# start of DATA SUPPLIED
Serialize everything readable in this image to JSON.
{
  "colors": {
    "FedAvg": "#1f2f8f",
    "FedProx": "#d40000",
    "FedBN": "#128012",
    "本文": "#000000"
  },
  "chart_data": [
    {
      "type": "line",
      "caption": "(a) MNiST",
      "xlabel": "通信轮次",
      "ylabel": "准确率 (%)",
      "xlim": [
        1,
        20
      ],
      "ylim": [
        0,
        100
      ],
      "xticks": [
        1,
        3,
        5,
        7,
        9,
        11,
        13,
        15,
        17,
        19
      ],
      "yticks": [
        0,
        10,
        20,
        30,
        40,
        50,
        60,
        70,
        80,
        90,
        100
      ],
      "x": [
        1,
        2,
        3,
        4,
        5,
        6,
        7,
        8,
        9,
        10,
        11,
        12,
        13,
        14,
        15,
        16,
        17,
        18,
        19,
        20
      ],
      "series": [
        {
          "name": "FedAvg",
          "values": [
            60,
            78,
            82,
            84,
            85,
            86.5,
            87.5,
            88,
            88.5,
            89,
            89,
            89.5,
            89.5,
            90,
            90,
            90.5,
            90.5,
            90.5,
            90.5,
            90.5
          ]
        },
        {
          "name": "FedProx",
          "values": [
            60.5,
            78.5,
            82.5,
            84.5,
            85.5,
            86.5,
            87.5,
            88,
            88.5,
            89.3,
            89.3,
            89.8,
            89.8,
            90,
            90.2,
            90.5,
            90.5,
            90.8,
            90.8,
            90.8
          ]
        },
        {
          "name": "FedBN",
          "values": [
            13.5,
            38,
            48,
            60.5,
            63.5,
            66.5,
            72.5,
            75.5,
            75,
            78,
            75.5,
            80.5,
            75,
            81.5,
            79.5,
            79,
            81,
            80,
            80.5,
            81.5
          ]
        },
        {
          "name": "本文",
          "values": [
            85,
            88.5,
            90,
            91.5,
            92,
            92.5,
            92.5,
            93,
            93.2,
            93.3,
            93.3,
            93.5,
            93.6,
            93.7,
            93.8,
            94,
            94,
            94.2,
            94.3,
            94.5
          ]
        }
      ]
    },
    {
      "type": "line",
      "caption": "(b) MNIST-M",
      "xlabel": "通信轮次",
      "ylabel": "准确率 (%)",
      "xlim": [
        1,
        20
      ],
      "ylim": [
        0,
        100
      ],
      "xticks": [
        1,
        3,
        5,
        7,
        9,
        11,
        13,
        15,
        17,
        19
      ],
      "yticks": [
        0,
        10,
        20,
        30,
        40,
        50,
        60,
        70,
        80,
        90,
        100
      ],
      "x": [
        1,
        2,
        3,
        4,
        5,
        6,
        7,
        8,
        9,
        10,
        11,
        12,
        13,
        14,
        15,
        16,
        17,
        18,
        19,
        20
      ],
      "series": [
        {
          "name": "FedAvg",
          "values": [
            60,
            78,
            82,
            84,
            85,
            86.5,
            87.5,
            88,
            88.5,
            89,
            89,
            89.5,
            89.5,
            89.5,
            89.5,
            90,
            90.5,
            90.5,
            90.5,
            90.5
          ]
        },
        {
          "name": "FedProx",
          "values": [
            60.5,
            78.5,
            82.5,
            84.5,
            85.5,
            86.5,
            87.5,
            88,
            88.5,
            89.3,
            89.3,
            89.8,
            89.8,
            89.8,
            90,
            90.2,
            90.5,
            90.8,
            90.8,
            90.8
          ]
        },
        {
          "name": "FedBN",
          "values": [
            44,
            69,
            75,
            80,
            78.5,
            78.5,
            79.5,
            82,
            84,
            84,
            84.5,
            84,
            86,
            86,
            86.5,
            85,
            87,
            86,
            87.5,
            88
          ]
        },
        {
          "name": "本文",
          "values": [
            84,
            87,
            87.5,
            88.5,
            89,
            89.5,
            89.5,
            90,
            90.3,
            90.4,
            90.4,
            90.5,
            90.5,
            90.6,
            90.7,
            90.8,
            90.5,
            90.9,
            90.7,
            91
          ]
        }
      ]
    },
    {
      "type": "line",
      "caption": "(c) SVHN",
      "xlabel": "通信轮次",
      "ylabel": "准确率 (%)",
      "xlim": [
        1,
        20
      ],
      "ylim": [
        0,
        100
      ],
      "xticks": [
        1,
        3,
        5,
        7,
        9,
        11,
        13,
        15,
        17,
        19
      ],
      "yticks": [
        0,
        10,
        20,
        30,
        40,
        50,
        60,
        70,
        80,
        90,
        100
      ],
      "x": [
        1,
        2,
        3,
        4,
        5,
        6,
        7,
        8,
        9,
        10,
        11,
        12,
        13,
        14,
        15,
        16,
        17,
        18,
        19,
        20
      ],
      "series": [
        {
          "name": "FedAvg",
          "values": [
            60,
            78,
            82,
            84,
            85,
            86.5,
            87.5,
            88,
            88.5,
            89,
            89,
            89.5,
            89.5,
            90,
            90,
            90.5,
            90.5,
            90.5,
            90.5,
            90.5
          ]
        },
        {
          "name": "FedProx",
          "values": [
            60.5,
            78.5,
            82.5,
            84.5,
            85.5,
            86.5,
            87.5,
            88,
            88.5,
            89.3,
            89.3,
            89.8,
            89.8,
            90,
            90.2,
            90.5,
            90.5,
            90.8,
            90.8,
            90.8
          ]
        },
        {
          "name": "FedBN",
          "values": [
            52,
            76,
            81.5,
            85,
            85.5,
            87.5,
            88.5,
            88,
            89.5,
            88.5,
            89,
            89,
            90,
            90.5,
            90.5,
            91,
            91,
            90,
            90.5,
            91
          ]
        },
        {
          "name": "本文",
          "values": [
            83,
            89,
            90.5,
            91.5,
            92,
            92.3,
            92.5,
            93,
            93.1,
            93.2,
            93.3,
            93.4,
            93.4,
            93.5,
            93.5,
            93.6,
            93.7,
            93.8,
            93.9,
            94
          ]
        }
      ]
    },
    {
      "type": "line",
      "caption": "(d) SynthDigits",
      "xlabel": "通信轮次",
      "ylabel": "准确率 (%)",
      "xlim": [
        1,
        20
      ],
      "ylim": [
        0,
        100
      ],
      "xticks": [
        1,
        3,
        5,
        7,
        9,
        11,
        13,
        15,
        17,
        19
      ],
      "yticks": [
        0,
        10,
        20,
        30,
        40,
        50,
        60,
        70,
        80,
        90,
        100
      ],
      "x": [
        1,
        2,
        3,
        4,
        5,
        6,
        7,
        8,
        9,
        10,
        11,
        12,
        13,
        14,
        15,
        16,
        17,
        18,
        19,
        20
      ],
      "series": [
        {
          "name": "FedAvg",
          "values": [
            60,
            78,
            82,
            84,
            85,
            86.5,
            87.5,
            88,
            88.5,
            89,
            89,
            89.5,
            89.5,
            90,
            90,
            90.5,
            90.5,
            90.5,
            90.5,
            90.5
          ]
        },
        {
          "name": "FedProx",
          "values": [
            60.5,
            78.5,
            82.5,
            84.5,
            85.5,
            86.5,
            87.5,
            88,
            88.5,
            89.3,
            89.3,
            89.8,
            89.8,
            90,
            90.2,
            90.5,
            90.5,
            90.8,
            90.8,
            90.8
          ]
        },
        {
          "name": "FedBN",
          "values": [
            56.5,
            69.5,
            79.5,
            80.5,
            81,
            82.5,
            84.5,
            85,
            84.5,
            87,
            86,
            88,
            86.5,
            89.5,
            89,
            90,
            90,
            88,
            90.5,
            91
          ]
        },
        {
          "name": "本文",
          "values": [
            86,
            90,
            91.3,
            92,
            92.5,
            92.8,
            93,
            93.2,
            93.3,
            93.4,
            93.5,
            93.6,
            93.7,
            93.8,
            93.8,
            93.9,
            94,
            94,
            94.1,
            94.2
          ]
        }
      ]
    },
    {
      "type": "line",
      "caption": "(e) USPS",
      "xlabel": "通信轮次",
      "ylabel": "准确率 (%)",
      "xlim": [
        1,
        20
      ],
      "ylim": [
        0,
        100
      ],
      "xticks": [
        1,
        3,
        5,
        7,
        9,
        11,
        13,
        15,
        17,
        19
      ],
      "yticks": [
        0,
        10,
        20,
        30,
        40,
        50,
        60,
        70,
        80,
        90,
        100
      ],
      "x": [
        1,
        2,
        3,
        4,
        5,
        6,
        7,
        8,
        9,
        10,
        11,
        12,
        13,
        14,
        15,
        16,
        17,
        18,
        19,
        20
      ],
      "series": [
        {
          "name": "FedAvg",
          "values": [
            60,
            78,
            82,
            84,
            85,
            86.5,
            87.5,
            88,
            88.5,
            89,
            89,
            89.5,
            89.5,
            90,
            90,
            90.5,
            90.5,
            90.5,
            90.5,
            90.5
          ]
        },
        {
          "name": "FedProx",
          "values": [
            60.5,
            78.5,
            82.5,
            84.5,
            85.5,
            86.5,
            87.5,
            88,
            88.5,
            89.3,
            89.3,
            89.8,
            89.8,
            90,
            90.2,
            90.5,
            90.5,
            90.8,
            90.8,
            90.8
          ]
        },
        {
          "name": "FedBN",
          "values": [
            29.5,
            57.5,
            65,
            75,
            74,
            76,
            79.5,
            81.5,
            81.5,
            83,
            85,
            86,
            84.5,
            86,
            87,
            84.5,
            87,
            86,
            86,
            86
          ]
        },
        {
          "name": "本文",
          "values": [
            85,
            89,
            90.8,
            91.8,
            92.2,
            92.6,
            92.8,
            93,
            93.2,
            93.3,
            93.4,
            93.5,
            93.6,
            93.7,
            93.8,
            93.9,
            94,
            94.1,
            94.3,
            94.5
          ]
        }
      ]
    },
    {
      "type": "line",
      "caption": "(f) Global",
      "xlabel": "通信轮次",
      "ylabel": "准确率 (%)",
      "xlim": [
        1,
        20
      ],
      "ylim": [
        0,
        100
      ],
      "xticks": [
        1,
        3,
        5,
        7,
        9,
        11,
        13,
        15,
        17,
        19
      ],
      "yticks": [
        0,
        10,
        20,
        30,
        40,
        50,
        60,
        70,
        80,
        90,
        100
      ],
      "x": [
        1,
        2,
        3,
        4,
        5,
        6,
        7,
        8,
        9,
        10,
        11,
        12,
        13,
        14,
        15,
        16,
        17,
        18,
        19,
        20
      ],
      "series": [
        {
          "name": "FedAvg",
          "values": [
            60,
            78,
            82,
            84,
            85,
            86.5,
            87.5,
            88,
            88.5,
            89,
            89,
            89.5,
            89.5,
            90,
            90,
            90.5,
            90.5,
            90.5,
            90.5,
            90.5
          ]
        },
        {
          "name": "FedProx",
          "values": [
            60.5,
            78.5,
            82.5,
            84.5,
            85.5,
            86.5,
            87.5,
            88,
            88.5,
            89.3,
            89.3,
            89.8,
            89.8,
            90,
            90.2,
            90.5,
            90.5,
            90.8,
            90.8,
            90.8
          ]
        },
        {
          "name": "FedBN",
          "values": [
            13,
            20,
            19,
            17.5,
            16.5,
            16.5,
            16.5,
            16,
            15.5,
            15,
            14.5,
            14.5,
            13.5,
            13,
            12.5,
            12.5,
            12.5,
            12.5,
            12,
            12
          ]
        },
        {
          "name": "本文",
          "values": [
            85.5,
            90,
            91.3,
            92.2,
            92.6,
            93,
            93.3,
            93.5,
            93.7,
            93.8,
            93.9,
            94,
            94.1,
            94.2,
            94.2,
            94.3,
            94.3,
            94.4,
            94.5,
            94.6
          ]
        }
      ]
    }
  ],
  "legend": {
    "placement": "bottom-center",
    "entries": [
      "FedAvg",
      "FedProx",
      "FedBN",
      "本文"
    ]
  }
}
# end of DATA SUPPLIED
:: EXERCISE ::
Find the string "caption" in the entries above and return each line that holds it.

:: FINISHED ANSWER ::
      "caption": "(a) MNiST",
      "caption": "(b) MNIST-M",
      "caption": "(c) SVHN",
      "caption": "(d) SynthDigits",
      "caption": "(e) USPS",
      "caption": "(f) Global",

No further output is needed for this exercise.